■ Extract to read ■
--- begin ---
Once the payload is executed, the
Godzilla malware installs a backdoor on the compromised system, allowing the attacker to maintain persistent access. This is achieved through the deployment of a web shell that listens for commands from the attacker. The web shell is typically concealed within the application’s legitimate web traffic, making it harder for security systems to distinguish between legitimate and malicious requests. The web shell can receive encrypted commands from the attacker, often through an encrypted HTTP or HTTPS connection, ensuring that the communications remain hidden from detection tools. These encrypted communications are typically carried out using AES encryption, which adds a layer of security for the attacker while complicating analysis for defenders.
The malware also uses process injection techniques to interact with existing system processes. By injecting malicious code into legitimate processes, Godzilla can operate under the radar, avoiding detection by monitoring systems that analyze new or suspicious executable files. This stealthy operation makes it difficult for security solutions to identify the presence of Godzilla, as it does not leave a traditional file footprint. Furthermore, the malware may leverage other evasive techniques, such as the use of obfuscated code and encrypted network traffic, to evade detection by firewalls, intrusion detection systems (IDS), and other security mechanisms.
Godzilla’s primary goal is not just to establish initial access but to maintain persistent control over the compromised server. It employs multiple methods of defense evasion, including fileless execution and encryption, to avoid detection by security tools. This persistence is crucial, as it allows attackers to use the compromised server for various malicious activities, including further exploitation, credential theft, and data exfiltration. The encrypted command-and-control (C2) channel enables the malware to receive updates and additional instructions, thus enhancing its flexibility and adaptability. Godzilla can also be used to deploy additional malicious payloads or ransomware, depending on the attacker’s objectives.
--- end ---
■ Data supplied ■
--- begin ---
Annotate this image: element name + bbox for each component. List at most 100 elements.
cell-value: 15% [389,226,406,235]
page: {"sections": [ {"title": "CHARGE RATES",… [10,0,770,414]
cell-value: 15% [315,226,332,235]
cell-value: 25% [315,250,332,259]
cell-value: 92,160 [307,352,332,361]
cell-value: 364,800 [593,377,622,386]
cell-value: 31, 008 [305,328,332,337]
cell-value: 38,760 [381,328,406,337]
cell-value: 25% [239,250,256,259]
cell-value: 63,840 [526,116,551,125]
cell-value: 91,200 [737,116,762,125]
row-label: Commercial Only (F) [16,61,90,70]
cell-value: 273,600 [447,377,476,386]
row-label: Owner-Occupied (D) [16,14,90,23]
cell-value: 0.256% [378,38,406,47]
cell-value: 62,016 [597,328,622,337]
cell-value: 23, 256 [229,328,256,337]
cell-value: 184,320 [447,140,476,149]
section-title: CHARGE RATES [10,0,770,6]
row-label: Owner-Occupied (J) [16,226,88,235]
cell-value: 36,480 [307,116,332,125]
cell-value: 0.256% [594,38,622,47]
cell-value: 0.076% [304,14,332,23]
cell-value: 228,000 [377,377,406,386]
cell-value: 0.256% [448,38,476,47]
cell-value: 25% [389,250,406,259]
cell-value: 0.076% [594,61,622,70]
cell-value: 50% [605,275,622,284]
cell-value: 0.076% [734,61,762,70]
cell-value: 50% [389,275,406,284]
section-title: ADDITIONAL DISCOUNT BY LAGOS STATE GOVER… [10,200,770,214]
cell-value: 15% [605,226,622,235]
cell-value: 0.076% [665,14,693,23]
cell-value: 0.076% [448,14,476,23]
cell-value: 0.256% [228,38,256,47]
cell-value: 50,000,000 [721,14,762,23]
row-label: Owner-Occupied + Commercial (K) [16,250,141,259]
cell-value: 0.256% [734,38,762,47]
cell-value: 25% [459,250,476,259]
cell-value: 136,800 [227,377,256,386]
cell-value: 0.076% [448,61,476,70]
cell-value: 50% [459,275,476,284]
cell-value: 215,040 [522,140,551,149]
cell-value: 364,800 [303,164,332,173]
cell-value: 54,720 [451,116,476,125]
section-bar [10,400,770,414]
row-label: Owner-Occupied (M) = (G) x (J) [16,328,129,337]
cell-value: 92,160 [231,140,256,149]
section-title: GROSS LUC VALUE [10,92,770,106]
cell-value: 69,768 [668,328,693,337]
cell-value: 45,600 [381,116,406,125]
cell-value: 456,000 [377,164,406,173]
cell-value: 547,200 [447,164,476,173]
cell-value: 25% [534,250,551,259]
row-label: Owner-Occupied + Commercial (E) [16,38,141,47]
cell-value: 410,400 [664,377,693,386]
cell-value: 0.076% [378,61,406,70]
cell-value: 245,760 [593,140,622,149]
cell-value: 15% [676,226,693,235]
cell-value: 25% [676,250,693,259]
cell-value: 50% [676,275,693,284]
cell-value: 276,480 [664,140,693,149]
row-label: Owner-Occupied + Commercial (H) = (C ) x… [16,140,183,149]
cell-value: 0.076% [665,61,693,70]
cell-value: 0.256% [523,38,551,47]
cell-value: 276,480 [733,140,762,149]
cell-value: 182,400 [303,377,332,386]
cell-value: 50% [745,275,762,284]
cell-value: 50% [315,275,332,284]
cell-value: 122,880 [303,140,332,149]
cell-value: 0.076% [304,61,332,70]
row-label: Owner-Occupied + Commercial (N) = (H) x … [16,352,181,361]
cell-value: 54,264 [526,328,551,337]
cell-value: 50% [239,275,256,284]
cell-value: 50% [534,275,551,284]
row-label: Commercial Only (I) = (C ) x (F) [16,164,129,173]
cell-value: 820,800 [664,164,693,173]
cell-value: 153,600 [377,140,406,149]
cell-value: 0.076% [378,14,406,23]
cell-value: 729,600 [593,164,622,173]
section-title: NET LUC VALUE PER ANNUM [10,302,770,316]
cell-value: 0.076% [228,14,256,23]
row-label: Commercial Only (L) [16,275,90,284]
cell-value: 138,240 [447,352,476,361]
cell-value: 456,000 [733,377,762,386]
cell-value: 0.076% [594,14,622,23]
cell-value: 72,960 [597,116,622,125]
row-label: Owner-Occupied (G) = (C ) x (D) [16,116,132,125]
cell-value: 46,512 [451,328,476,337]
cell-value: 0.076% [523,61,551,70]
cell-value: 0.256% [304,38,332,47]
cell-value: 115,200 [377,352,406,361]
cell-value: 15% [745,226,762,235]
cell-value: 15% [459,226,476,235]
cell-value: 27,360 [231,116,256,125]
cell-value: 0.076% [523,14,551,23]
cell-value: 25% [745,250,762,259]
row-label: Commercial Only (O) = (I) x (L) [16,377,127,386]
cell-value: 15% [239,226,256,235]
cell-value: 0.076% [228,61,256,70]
--- end ---
■ Challenges ■
1 – Present the rows as a Markdown table with the columns Number and Row text, starting at the first row and ending at the row that contains "section-bar [10,400,770,414]", both included, with blank lines left out.
2 – Write what comes next in the passage about the Godzilla malware, picking up after its last sentence.
The passage and the rows come from unrelated sources.

■ Set of answers ■
1 –
| Number | Row text |
|---|---|
| 1 | Annotate this image: element name + bbox for each component. List at most 100 elements. |
| 2 | cell-value: 15% [389,226,406,235] |
| 3 | page: {"sections": [ {"title": "CHARGE RATES",… [10,0,770,414] |
| 4 | cell-value: 15% [315,226,332,235] |
| 5 | cell-value: 25% [315,250,332,259] |
| 6 | cell-value: 92,160 [307,352,332,361] |
| 7 | cell-value: 364,800 [593,377,622,386] |
| 8 | cell-value: 31, 008 [305,328,332,337] |
| 9 | cell-value: 38,760 [381,328,406,337] |
| 10 | cell-value: 25% [239,250,256,259] |
| 11 | cell-value: 63,840 [526,116,551,125] |
| 12 | cell-value: 91,200 [737,116,762,125] |
| 13 | row-label: Commercial Only (F) [16,61,90,70] |
| 14 | cell-value: 273,600 [447,377,476,386] |
| 15 | row-label: Owner-Occupied (D) [16,14,90,23] |
| 16 | cell-value: 0.256% [378,38,406,47] |
| 17 | cell-value: 62,016 [597,328,622,337] |
| 18 | cell-value: 23, 256 [229,328,256,337] |
| 19 | cell-value: 184,320 [447,140,476,149] |
| 20 | section-title: CHARGE RATES [10,0,770,6] |
| 21 | row-label: Owner-Occupied (J) [16,226,88,235] |
| 22 | cell-value: 36,480 [307,116,332,125] |
| 23 | cell-value: 0.256% [594,38,622,47] |
| 24 | cell-value: 0.076% [304,14,332,23] |
| 25 | cell-value: 228,000 [377,377,406,386] |
| 26 | cell-value: 0.256% [448,38,476,47] |
| 27 | cell-value: 25% [389,250,406,259] |
| 28 | cell-value: 0.076% [594,61,622,70] |
| 29 | cell-value: 50% [605,275,622,284] |
| 30 | cell-value: 0.076% [734,61,762,70] |
| 31 | cell-value: 50% [389,275,406,284] |
| 32 | section-title: ADDITIONAL DISCOUNT BY LAGOS STATE GOVER… [10,200,770,214] |
| 33 | cell-value: 15% [605,226,622,235] |
| 34 | cell-value: 0.076% [665,14,693,23] |
| 35 | cell-value: 0.076% [448,14,476,23] |
| 36 | cell-value: 0.256% [228,38,256,47] |
| 37 | cell-value: 50,000,000 [721,14,762,23] |
| 38 | row-label: Owner-Occupied + Commercial (K) [16,250,141,259] |
| 39 | cell-value: 0.256% [734,38,762,47] |
| 40 | cell-value: 25% [459,250,476,259] |
| 41 | cell-value: 136,800 [227,377,256,386] |
| 42 | cell-value: 0.076% [448,61,476,70] |
| 43 | cell-value: 50% [459,275,476,284] |
| 44 | cell-value: 215,040 [522,140,551,149] |
| 45 | cell-value: 364,800 [303,164,332,173] |
| 46 | cell-value: 54,720 [451,116,476,125] |
| 47 | section-bar [10,400,770,414] |

2 –
In conclusion, the Godzilla malware represents a sophisticated and stealthy threat that leverages several advanced techniques, such as exploitation of unpatched vulnerabilities, fileless execution, encrypted communications, and process injection. Its ability to remain undetected while maintaining persistent access makes it a dangerous tool in the hands of cybercriminals. Organizations vulnerable to this malware must ensure that their Confluence servers are updated with the latest patches and implement robust security measures, including intrusion detection systems and network monitoring tools capable of identifying encrypted malicious traffic. Through a combination of proactive defense and rapid response capabilities, organizations can mitigate the risks posed by this increasingly common and evolving threat.
MITRE Tactics and Techniques
Initial Access (TA0001)
Exploitation of Public-Facing Application (T1190): The Godzilla malware exploits the CVE-2023-22527 vulnerability in Atlassian Confluence, allowing the attacker to gain initial access to a target system by exploiting a remote code execution (RCE) vulnerability in the application.
Execution (TA0002)
Command and Scripting Interpreter (T1059): The Godzilla malware uses Java-based scripting methods to execute its malicious payload, relying on object-oriented code evaluation (OGNL) and JavaScript execution to manipulate the Confluence server and load the malicious backdoor.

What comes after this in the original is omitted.